REQUEST> Write the data out again, exactly as given.

[Records from a collection]
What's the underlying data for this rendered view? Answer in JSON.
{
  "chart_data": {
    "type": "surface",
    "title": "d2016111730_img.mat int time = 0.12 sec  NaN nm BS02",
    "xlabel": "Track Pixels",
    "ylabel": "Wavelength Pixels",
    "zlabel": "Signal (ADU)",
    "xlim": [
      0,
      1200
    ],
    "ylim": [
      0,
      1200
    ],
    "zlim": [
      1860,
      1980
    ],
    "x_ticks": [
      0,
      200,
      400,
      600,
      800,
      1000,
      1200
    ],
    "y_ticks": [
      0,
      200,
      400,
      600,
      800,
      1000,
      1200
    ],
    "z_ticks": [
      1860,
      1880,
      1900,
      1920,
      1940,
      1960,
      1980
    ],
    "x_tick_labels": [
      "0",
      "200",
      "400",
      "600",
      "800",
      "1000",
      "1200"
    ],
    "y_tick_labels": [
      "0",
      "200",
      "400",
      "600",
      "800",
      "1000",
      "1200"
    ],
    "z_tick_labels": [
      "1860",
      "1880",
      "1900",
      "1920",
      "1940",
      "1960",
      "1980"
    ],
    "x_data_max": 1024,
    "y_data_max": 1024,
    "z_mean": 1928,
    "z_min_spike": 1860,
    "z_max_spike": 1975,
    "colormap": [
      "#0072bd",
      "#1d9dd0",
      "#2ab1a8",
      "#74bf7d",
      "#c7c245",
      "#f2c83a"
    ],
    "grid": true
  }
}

EXERCISE SOLUTION>
What's the underlying data for this rendered view? Answer in JSON.
{
  "chart_data": {
    "type": "surface",
    "title": "d2016111730_img.mat int time = 0.12 sec  NaN nm BS02",
    "xlabel": "Track Pixels",
    "ylabel": "Wavelength Pixels",
    "zlabel": "Signal (ADU)",
    "xlim": [
      0,
      1200
    ],
    "ylim": [
      0,
      1200
    ],
    "zlim": [
      1860,
      1980
    ],
    "x_ticks": [
      0,
      200,
      400,
      600,
      800,
      1000,
      1200
    ],
    "y_ticks": [
      0,
      200,
      400,
      600,
      800,
      1000,
      1200
    ],
    "z_ticks": [
      1860,
      1880,
      1900,
      1920,
      1940,
      1960,
      1980
    ],
    "x_tick_labels": [
      "0",
      "200",
      "400",
      "600",
      "800",
      "1000",
      "1200"
    ],
    "y_tick_labels": [
      "0",
      "200",
      "400",
      "600",
      "800",
      "1000",
      "1200"
    ],
    "z_tick_labels": [
      "1860",
      "1880",
      "1900",
      "1920",
      "1940",
      "1960",
      "1980"
    ],
    "x_data_max": 1024,
    "y_data_max": 1024,
    "z_mean": 1928,
    "z_min_spike": 1860,
    "z_max_spike": 1975,
    "colormap": [
      "#0072bd",
      "#1d9dd0",
      "#2ab1a8",
      "#74bf7d",
      "#c7c245",
      "#f2c83a"
    ],
    "grid": true
  }
}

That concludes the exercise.